(Page text)

    I could probably write a million more words about this, but this comment is rambling enough, sorry! I tend to do that, online and off, and I feel like I’m more all-over-the-place than usual here, because I got so excited to see anything about autistic queer girls, especially on my favorite website. Anyway, thank you again for this article and thanks to Autostraddle for publishing it! I hope this won’t be the only one of its kind on here. I feel a little more represented right now, and it feels really good. :)

  2. I was once in bed with one of these old/ongoing-inverted-comma-wink-wink-friends, lack of clothing, the whole shebang (pun not intended). She asks ‘What is it?’ and I reluctantly mumble that ‘I’m trying to what work out what it is you want.’
    I have a sort of internal dread of these encounters (any level of physical encounter, really). I can never enjoy them as I should, because all it is that I’m doing throughout the entire ordeal is trying desperately to work out what it is that she wants or is intending to happen. To the extent that I’m not really present. My mind simply does not relent; it’s at hyper-speed analysing all variables and possible intentions. So I freeze up and that coupled with not having any idea of what to do with my body or where to place myself results in quite the rigid and awkward little situation. Thus leading to inevitable analysis of that fact, anxiety over this not being what I am intending or really actually want and that it probably isn’t enjoyable for her either and so on and so forth, it spirals into oblivion. In my mind at least. In fact it usually works out quite alright, but there’s always that hurdle. In hindsight it is all very clear to me, but in the moment my mind gropes more tenaciously than hormonal teenage boys do their own bundle and stalk.
    Subtle signs are just that. I can tell it’s a signal, but I don’t know what it’s for, so I have to ask and frankly that ruins the mood a little. But thankfully my winkwink-friend finds it charming. Most of the time.
(End Page text)
(Source material)
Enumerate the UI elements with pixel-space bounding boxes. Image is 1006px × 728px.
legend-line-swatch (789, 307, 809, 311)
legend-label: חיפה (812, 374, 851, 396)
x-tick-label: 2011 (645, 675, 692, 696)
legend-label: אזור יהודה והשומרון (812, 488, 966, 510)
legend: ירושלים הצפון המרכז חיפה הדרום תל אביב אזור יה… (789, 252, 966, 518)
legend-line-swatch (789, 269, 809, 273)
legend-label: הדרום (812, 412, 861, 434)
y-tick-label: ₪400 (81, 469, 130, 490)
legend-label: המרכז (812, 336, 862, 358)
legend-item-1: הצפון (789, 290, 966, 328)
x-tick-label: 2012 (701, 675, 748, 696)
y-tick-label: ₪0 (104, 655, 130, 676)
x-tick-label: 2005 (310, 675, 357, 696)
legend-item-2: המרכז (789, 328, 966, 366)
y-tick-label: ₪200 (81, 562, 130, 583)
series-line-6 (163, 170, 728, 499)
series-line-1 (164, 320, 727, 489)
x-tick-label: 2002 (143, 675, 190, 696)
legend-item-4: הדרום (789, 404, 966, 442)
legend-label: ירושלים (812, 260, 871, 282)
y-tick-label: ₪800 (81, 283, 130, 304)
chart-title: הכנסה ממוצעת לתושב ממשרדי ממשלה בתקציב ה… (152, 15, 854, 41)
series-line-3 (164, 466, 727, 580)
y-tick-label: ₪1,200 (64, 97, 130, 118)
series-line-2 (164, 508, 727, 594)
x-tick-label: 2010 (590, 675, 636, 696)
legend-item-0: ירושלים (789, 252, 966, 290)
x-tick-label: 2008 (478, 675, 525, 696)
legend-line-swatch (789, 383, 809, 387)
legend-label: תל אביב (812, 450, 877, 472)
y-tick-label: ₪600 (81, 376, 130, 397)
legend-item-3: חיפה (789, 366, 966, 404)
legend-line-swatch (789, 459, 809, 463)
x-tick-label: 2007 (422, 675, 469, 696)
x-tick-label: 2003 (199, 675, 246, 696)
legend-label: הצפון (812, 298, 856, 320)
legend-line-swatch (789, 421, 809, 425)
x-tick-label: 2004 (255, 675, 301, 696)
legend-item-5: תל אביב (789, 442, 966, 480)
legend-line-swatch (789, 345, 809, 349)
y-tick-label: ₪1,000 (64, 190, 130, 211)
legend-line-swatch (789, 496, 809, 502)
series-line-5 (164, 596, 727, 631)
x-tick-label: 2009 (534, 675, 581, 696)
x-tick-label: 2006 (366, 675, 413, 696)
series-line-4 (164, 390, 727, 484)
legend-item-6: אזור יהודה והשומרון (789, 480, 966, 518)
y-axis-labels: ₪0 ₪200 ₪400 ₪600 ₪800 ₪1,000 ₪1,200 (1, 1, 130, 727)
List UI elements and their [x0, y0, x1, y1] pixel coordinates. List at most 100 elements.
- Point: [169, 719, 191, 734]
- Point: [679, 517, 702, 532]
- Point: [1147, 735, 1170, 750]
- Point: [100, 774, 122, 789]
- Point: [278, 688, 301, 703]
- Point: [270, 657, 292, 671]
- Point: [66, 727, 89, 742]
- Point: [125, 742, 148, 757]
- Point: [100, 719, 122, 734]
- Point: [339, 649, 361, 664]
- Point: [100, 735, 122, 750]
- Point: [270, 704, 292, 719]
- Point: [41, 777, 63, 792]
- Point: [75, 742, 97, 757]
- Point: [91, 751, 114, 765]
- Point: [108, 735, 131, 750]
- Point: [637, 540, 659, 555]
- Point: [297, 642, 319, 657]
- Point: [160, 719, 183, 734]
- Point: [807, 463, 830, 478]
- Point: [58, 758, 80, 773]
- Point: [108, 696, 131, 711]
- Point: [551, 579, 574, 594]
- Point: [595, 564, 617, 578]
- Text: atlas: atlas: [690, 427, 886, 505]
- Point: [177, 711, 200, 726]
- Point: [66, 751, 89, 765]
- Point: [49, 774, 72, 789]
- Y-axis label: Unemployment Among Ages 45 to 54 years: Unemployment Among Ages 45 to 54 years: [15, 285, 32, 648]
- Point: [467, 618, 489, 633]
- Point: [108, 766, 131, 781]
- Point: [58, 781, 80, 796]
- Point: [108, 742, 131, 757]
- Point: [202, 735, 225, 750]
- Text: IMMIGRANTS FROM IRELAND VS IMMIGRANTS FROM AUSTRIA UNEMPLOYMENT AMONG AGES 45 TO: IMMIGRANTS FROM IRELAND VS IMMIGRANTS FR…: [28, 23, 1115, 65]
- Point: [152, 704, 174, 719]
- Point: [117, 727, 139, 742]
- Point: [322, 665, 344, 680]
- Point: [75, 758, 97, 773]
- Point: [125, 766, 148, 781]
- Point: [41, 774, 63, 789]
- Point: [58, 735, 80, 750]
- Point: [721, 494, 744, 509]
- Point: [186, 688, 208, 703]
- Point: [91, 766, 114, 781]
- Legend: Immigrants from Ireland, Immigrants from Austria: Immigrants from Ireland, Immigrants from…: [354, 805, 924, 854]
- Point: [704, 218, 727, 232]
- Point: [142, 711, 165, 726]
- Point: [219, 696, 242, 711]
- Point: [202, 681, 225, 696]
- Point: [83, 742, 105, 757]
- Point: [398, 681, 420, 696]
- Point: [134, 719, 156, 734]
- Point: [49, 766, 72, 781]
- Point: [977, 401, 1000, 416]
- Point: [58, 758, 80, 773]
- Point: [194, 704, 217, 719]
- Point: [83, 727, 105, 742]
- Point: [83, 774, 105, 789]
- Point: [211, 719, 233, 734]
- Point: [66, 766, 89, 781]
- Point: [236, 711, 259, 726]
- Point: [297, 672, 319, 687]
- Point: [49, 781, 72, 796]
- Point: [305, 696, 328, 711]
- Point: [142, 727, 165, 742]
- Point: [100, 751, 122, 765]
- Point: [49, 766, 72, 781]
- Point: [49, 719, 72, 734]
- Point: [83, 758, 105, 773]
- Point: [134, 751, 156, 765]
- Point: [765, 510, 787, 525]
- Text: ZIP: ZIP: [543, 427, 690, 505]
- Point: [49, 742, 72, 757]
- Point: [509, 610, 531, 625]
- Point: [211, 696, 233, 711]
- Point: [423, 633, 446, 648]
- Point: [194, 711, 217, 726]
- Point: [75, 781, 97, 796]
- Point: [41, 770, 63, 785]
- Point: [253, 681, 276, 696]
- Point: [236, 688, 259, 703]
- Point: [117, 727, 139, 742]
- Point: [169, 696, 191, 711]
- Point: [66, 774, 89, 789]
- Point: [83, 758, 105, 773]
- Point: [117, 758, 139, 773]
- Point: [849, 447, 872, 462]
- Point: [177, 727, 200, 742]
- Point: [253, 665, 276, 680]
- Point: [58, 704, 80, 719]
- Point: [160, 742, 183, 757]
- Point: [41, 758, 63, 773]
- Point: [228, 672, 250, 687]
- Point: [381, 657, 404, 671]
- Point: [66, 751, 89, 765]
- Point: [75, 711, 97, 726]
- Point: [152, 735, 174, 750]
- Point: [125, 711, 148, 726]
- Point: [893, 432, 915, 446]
(End Source material)
Study questions ▸
• a. In the page text about autistic queer experiences, how does the writer's winkwink-friend react when the writer has to ask what a subtle signal means?
• b. Extend the page text about autistic queer experiences, picking up after its final sentence.

Exercise responses ▸
• a. She finds it charming, most of the time.

• b.
    On a side note to all of those wonders, I’m intrigued to know what others’ experience with sympathy is. I feel empathy very strongly and I am sympathetic, however I can quell sympathy incredibly easily and I cannot physically and outwardly manifest empathy or sympathy and I never have been able to. It completely alludes me. It can be rather frustrating because I really want to help, but I just have no f***ing idea how to do it. Cue sitting awkwardly in silence giving practical and blunt advice or insight. This is not really the biggest of my concerns, it’s more that because I don’t show many of my emotions physically very often, or I don’t respond with physical emotions, people assume that they simply do not exist and will treat me as unfeeling, which hurts, rather ironically.
    I have come to realise that my ease in most day to day social interaction is a relatively calculated knowledge of what is socially necessary or inappropriate in certain situations and what is required in others. ALAS, this can’t always cut it.

    I’ve rambled on slightly, my apologies, but I’ve never actually written this down before, so I’m vaguely flummoxed and this is all probably utterly disorganised and/or incomplete and bitsy. Nevertheless, sharing and all that.

    This article clearly struck a nerve and I’m very glad to have come across it. It was needed.



  3. Thank you so much for writing this article. Nice to know I’m not the only one awkward at this coupled with severe sensory issues when in public. Forget facial clues. Oh, it’s impossible there with folks I’ve known under a year. Takes me time to figure out patterns of behavior. Once that has happened I’m pretty good, but until then it’s like trying to read the expressions of cardboard. Ugh. Add overlapping conversation, buzzing overhead light, and other sensory stuff and my time is limited in this surroundings. My friends told me my dating profile looked like a work resume. Well, hell, I write a good one of those. Anyhow, thanks again for writing this.